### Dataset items
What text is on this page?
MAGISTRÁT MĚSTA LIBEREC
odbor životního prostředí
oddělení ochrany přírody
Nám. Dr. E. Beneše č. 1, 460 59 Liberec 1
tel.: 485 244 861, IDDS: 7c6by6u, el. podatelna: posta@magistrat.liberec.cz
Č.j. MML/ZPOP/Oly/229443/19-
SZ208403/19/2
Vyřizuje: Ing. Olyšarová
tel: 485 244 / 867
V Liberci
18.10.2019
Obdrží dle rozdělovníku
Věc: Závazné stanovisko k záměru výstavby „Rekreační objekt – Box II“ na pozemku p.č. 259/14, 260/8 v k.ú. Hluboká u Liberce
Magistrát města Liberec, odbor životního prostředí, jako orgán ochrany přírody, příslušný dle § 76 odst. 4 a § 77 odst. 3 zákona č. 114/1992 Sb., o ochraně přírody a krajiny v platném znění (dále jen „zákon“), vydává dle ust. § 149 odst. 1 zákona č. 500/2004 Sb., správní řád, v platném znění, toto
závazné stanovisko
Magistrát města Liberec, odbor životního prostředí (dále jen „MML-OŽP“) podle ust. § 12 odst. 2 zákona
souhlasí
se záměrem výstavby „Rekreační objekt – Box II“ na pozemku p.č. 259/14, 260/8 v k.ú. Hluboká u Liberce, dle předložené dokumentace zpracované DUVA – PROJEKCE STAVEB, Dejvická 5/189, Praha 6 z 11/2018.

### TASK DESCRIPTION
Report the number of lines in the listing above that include the word "Liberce", and nothing else.

### FINAL ANSWER
2